Directions :: Copy out each line that has "xlabel" in it.
>> Start
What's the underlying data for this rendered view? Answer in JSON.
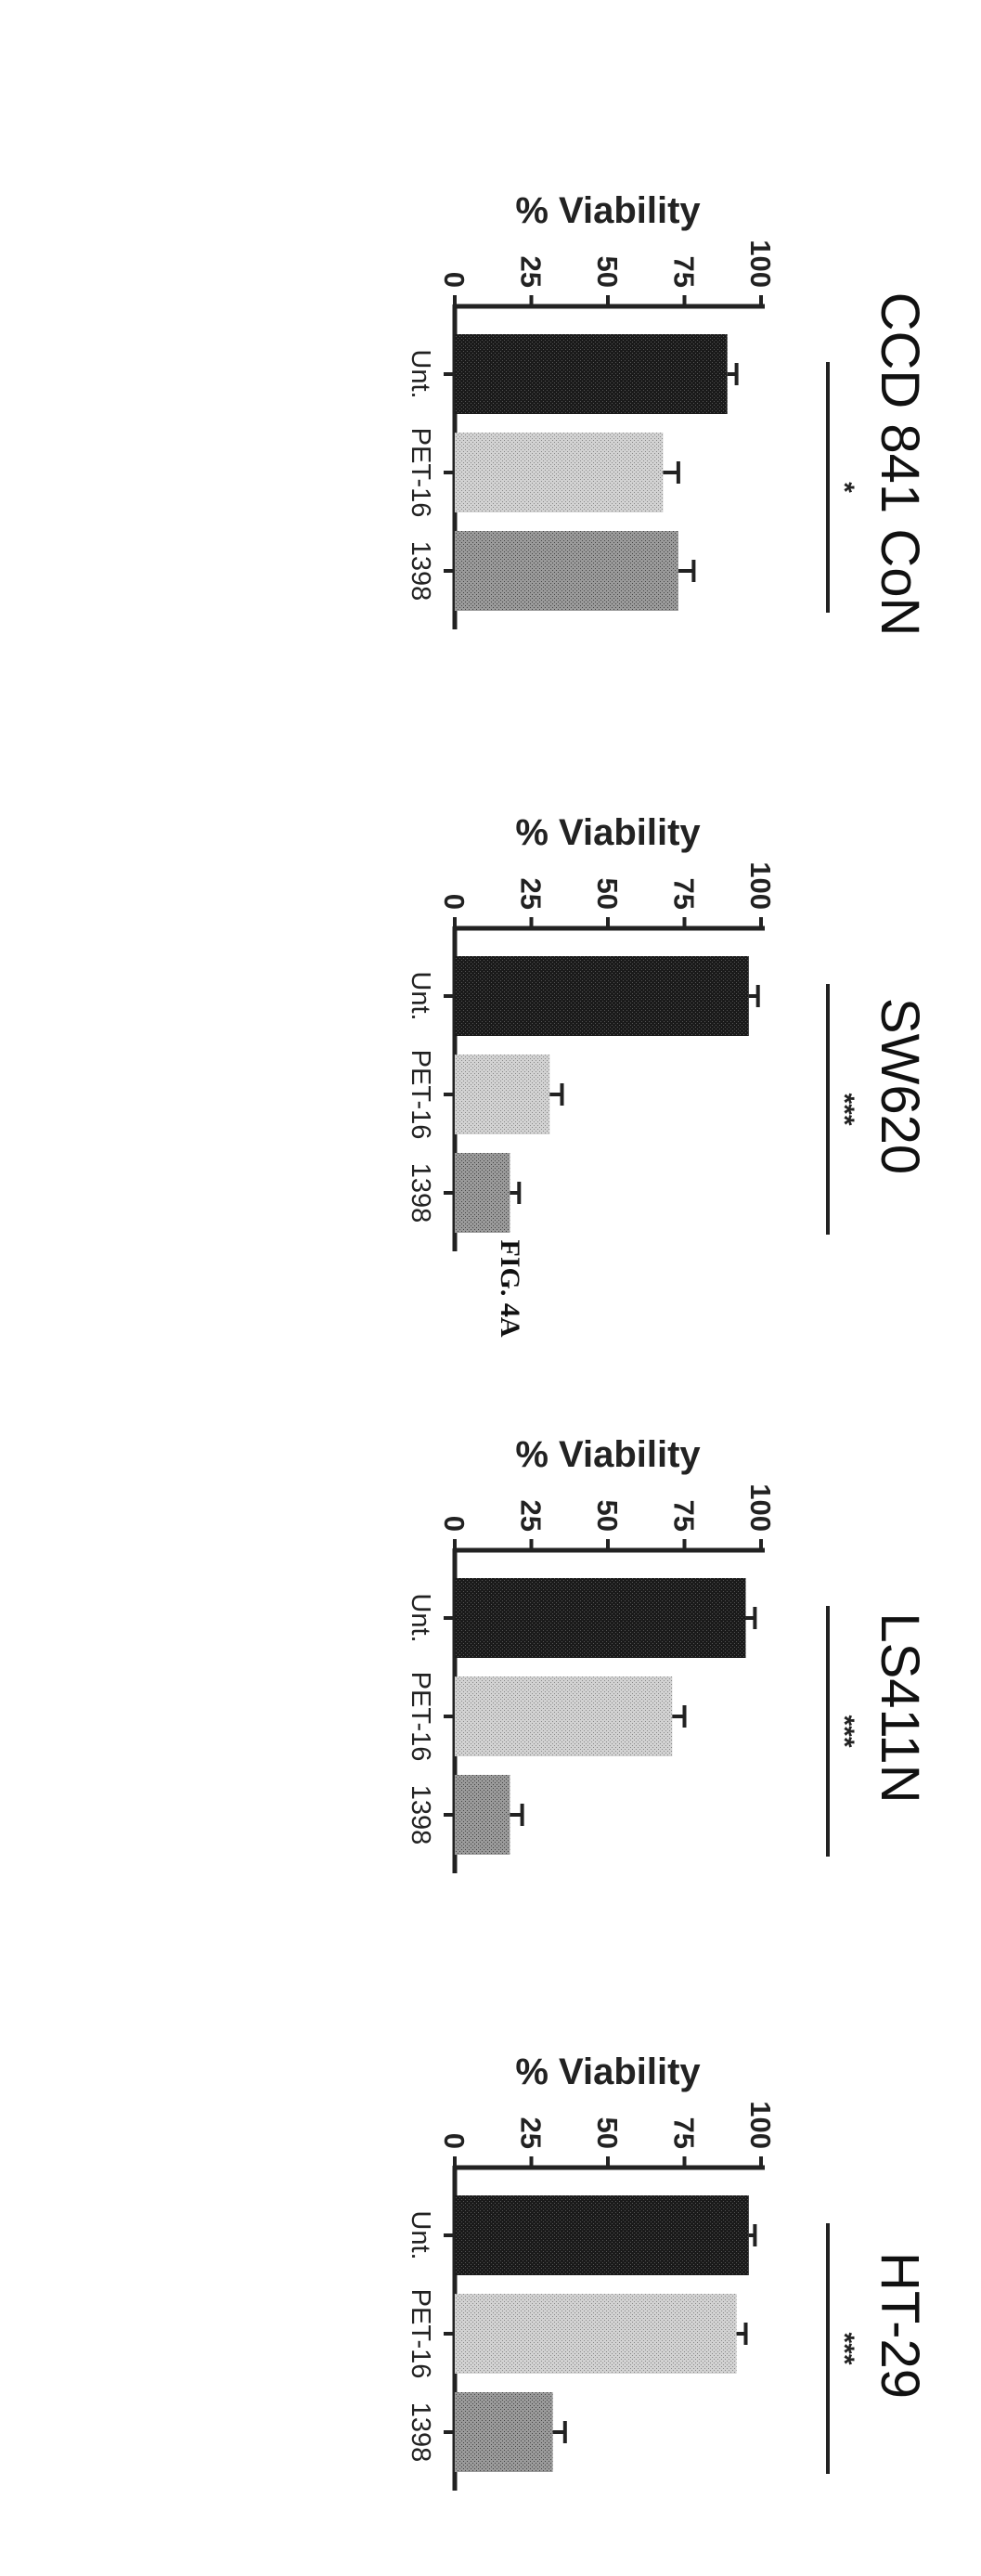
{
  "figure_label": "FIG. 4A",
  "chart_data": [
    {
      "type": "bar",
      "title": "HT-29",
      "ylabel": "% Viability",
      "categories": [
        "Unt.",
        "PET-16",
        "1398"
      ],
      "values": [
        96,
        92,
        32
      ],
      "errors": [
        2,
        3,
        4
      ],
      "ylim": [
        0,
        100
      ],
      "yticks": [
        "0",
        "25",
        "50",
        "75",
        "100"
      ],
      "significance": "***",
      "colors": [
        "#1a1a1a",
        "#c8c8c8",
        "#8a8a8a"
      ]
    },
    {
      "type": "bar",
      "title": "LS411N",
      "ylabel": "% Viability",
      "categories": [
        "Unt.",
        "PET-16",
        "1398"
      ],
      "values": [
        95,
        71,
        18
      ],
      "errors": [
        3,
        4,
        4
      ],
      "ylim": [
        0,
        100
      ],
      "yticks": [
        "0",
        "25",
        "50",
        "75",
        "100"
      ],
      "significance": "***",
      "colors": [
        "#1a1a1a",
        "#c8c8c8",
        "#8a8a8a"
      ]
    },
    {
      "type": "bar",
      "title": "SW620",
      "ylabel": "% Viability",
      "categories": [
        "Unt.",
        "PET-16",
        "1398"
      ],
      "values": [
        96,
        31,
        18
      ],
      "errors": [
        3,
        4,
        3
      ],
      "ylim": [
        0,
        100
      ],
      "yticks": [
        "0",
        "25",
        "50",
        "75",
        "100"
      ],
      "significance": "***",
      "colors": [
        "#1a1a1a",
        "#c8c8c8",
        "#8a8a8a"
      ]
    },
    {
      "type": "bar",
      "title": "CCD 841 CoN",
      "ylabel": "% Viability",
      "categories": [
        "Unt.",
        "PET-16",
        "1398"
      ],
      "values": [
        89,
        68,
        73
      ],
      "errors": [
        3,
        5,
        5
      ],
      "ylim": [
        0,
        100
      ],
      "yticks": [
        "0",
        "25",
        "50",
        "75",
        "100"
      ],
      "significance": "*",
      "colors": [
        "#1a1a1a",
        "#c8c8c8",
        "#8a8a8a"
      ]
    }
  ]
}
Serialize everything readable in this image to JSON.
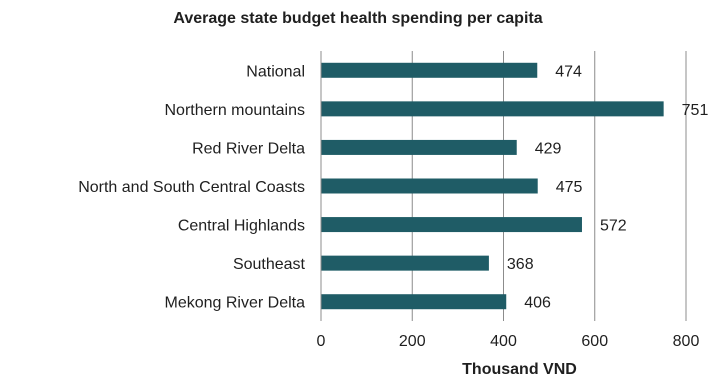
{
  "chart_data": {
    "type": "bar",
    "orientation": "horizontal",
    "title": "Average state budget health spending per capita",
    "xlabel": "Thousand VND",
    "ylabel": "",
    "categories": [
      "National",
      "Northern mountains",
      "Red River Delta",
      "North and South Central Coasts",
      "Central Highlands",
      "Southeast",
      "Mekong River Delta"
    ],
    "values": [
      474,
      751,
      429,
      475,
      572,
      368,
      406
    ],
    "xlim": [
      0,
      800
    ],
    "xticks": [
      0,
      200,
      400,
      600,
      800
    ],
    "grid": "vertical",
    "bar_color": "#1f5c66",
    "data_labels": true
  }
}
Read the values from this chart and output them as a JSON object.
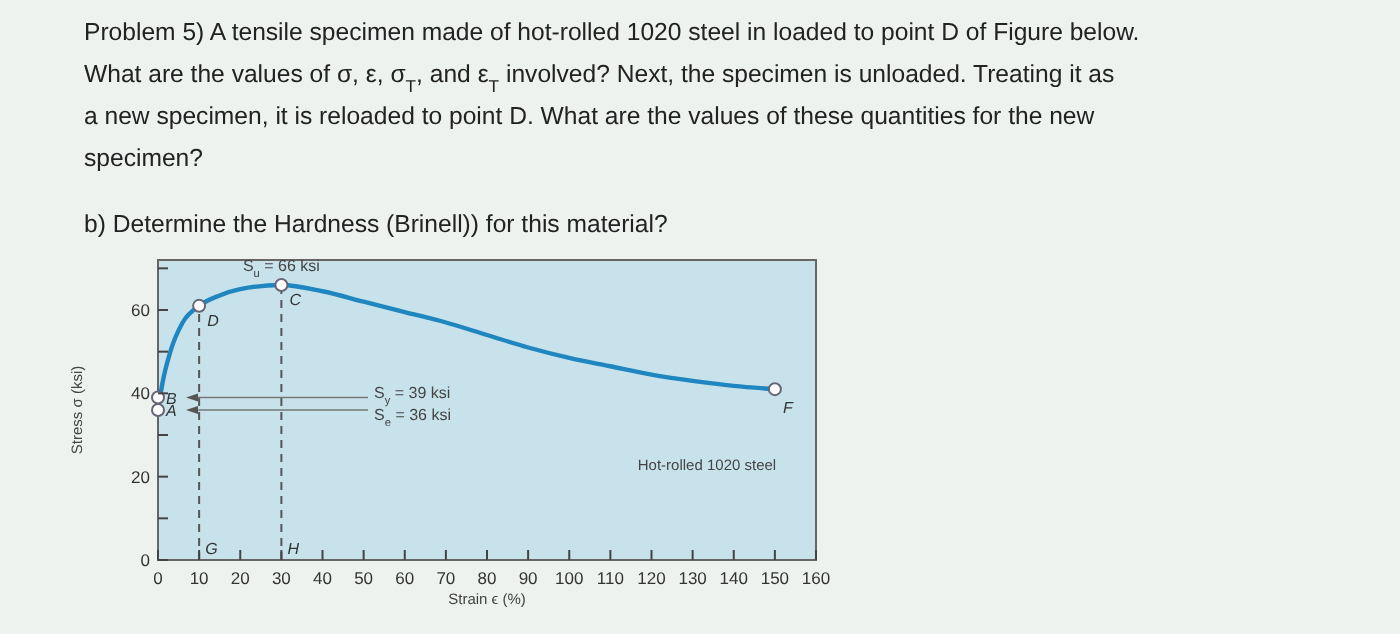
{
  "chart_data": {
    "type": "line",
    "title": "Problem 5) A tensile specimen made of hot-rolled 1020 steel in loaded to point D of Figure below. What are the values of σ, ε, σ$_{T}$, and ε$_{T}$ involved? Next, the specimen is unloaded. Treating it as a new specimen, it is reloaded to point D. What are the values of these quantities for the new specimen?",
    "subtitle": "b) Determine the Hardness (Brinell)) for this material?",
    "xlabel": "Strain ϵ (%)",
    "ylabel": "Stress σ (ksi)",
    "xlim": [
      0,
      160
    ],
    "xticks": [
      0,
      10,
      20,
      30,
      40,
      50,
      60,
      70,
      80,
      90,
      100,
      110,
      120,
      130,
      140,
      150,
      160
    ],
    "ylim": [
      0,
      72
    ],
    "yticks": [
      0,
      {
        "value": 10,
        "label": null
      },
      20,
      {
        "value": 30,
        "label": null
      },
      40,
      {
        "value": 50,
        "label": null
      },
      60,
      {
        "value": 70,
        "label": null
      }
    ],
    "grid": false,
    "line_style": "solid",
    "series": [
      {
        "type": "line",
        "color": "#1f86bf",
        "marker": "none",
        "x": [
          0,
          0.5,
          1,
          3,
          6,
          10,
          15,
          20,
          30,
          40,
          50,
          60,
          70,
          80,
          90,
          100,
          110,
          120,
          130,
          140,
          150
        ],
        "values": [
          36,
          39,
          42,
          50,
          57,
          61,
          63.5,
          65,
          66,
          64.5,
          62,
          59.5,
          57,
          54,
          51,
          48.5,
          46.5,
          44.5,
          43,
          41.8,
          41
        ]
      },
      {
        "type": "scatter",
        "color": "#ffffff",
        "marker": "circle",
        "x": [
          0,
          0,
          10,
          30,
          150
        ],
        "values": [
          36,
          39,
          61,
          66,
          41
        ]
      }
    ],
    "ref_lines": [
      {
        "axis": "x",
        "value": 10,
        "label": "G",
        "line_style": "dashed",
        "color": "#555555"
      },
      {
        "axis": "x",
        "value": 30,
        "label": "H",
        "line_style": "dashed",
        "color": "#555555"
      }
    ],
    "annotations": [
      {
        "text": "A",
        "x": 0,
        "y": 36
      },
      {
        "text": "B",
        "x": 0,
        "y": 39
      },
      {
        "text": "D",
        "x": 10,
        "y": 61
      },
      {
        "text": "C",
        "x": 30,
        "y": 66
      },
      {
        "text": "F",
        "x": 150,
        "y": 41
      },
      {
        "text": "S$_{u}$ = 66 ksi",
        "x": 30,
        "y": 66
      },
      "S$_{y}$ = 39 ksi",
      "S$_{e}$ = 36 ksi",
      "Hot-rolled 1020 steel"
    ]
  }
}
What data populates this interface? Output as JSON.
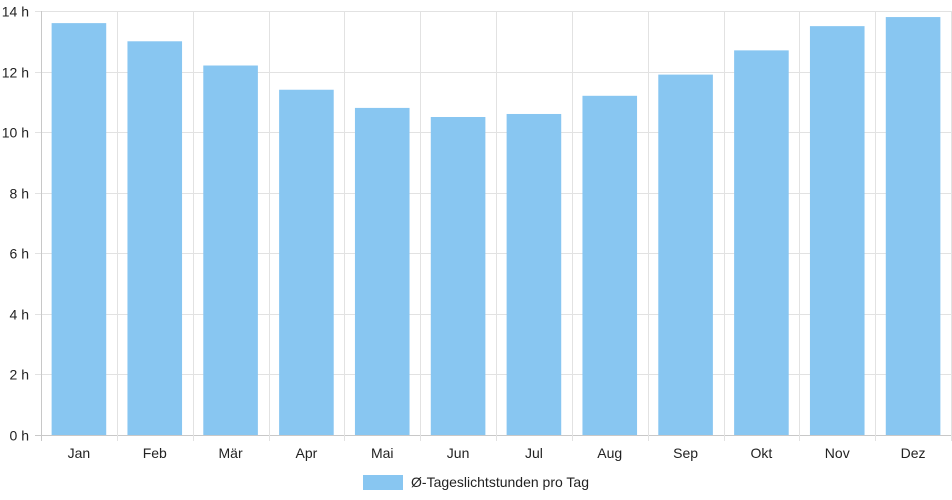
>> End
The response ::
    "xlabel": "Thousand VND",
    "xlabel": "Strain ϵ (%)",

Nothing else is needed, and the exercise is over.